>>>>>

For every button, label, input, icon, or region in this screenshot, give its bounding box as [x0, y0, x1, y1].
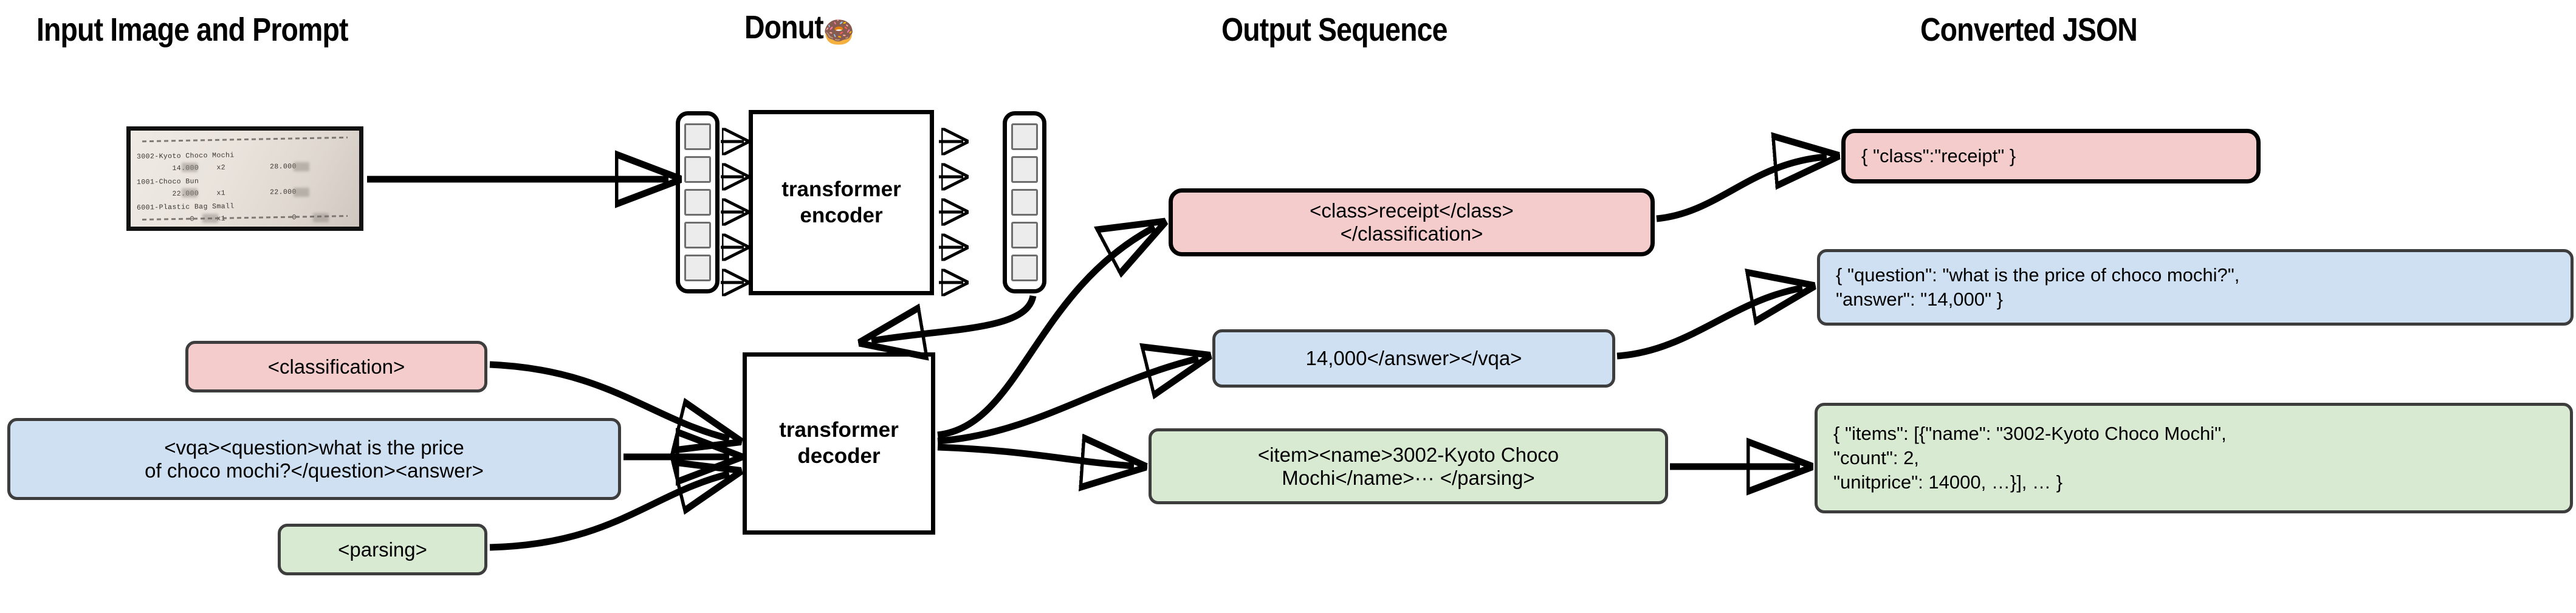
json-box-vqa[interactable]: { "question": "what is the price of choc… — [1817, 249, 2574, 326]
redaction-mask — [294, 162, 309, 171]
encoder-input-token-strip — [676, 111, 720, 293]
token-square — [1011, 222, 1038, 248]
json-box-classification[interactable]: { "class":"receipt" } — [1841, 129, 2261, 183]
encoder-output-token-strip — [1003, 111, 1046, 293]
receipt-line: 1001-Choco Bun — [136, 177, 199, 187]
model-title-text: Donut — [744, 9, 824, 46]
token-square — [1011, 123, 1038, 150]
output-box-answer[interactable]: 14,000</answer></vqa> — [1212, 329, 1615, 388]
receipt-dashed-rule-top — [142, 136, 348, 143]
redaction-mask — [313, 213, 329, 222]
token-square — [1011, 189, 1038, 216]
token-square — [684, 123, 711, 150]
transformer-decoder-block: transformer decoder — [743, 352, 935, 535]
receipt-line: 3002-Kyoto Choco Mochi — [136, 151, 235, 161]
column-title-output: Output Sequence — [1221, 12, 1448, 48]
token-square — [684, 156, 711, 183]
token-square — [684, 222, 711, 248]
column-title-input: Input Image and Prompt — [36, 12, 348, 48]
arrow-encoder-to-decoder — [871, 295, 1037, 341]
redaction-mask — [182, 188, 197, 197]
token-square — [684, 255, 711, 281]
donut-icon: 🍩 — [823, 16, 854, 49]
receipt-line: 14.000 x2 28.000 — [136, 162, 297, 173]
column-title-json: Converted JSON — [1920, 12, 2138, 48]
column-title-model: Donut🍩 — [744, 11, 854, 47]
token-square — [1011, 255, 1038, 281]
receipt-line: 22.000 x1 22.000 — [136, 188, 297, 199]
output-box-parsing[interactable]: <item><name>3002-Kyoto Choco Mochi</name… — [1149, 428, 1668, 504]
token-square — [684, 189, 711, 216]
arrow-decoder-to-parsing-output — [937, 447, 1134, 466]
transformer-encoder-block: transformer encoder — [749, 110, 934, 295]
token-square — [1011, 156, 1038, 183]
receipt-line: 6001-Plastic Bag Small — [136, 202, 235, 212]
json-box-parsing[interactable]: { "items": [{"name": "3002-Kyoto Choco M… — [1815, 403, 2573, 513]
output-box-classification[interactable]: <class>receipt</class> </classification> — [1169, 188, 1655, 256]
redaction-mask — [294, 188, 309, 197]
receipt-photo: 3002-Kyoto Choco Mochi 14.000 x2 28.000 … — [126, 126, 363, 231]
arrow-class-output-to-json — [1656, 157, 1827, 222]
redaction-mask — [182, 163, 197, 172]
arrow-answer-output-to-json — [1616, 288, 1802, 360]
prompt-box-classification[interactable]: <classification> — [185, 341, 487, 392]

<<<<<

**What you should do:**
Pull out the lines of the material word for word, starting at the line that contains "249, 2574, 326]" and stopping after the line that contains "column-title-json: Converted JSON", with both of those lines included.

**Response to the exercise:**
json-box-vqa[interactable]: { "question": "what is the price of choc… — [1817, 249, 2574, 326]
redaction-mask — [294, 162, 309, 171]
encoder-input-token-strip — [676, 111, 720, 293]
token-square — [1011, 222, 1038, 248]
json-box-classification[interactable]: { "class":"receipt" } — [1841, 129, 2261, 183]
encoder-output-token-strip — [1003, 111, 1046, 293]
receipt-line: 1001-Choco Bun — [136, 177, 199, 187]
model-title-text: Donut — [744, 9, 824, 46]
token-square — [1011, 123, 1038, 150]
output-box-answer[interactable]: 14,000</answer></vqa> — [1212, 329, 1615, 388]
receipt-dashed-rule-top — [142, 136, 348, 143]
redaction-mask — [313, 213, 329, 222]
token-square — [1011, 189, 1038, 216]
token-square — [684, 123, 711, 150]
transformer-decoder-block: transformer decoder — [743, 352, 935, 535]
receipt-line: 3002-Kyoto Choco Mochi — [136, 151, 235, 161]
column-title-output: Output Sequence — [1221, 12, 1448, 48]
token-square — [684, 156, 711, 183]
token-square — [684, 222, 711, 248]
column-title-input: Input Image and Prompt — [36, 12, 348, 48]
arrow-encoder-to-decoder — [871, 295, 1037, 341]
redaction-mask — [182, 188, 197, 197]
token-square — [684, 255, 711, 281]
donut-icon: 🍩 — [823, 16, 854, 49]
receipt-line: 14.000 x2 28.000 — [136, 162, 297, 173]
column-title-json: Converted JSON — [1920, 12, 2138, 48]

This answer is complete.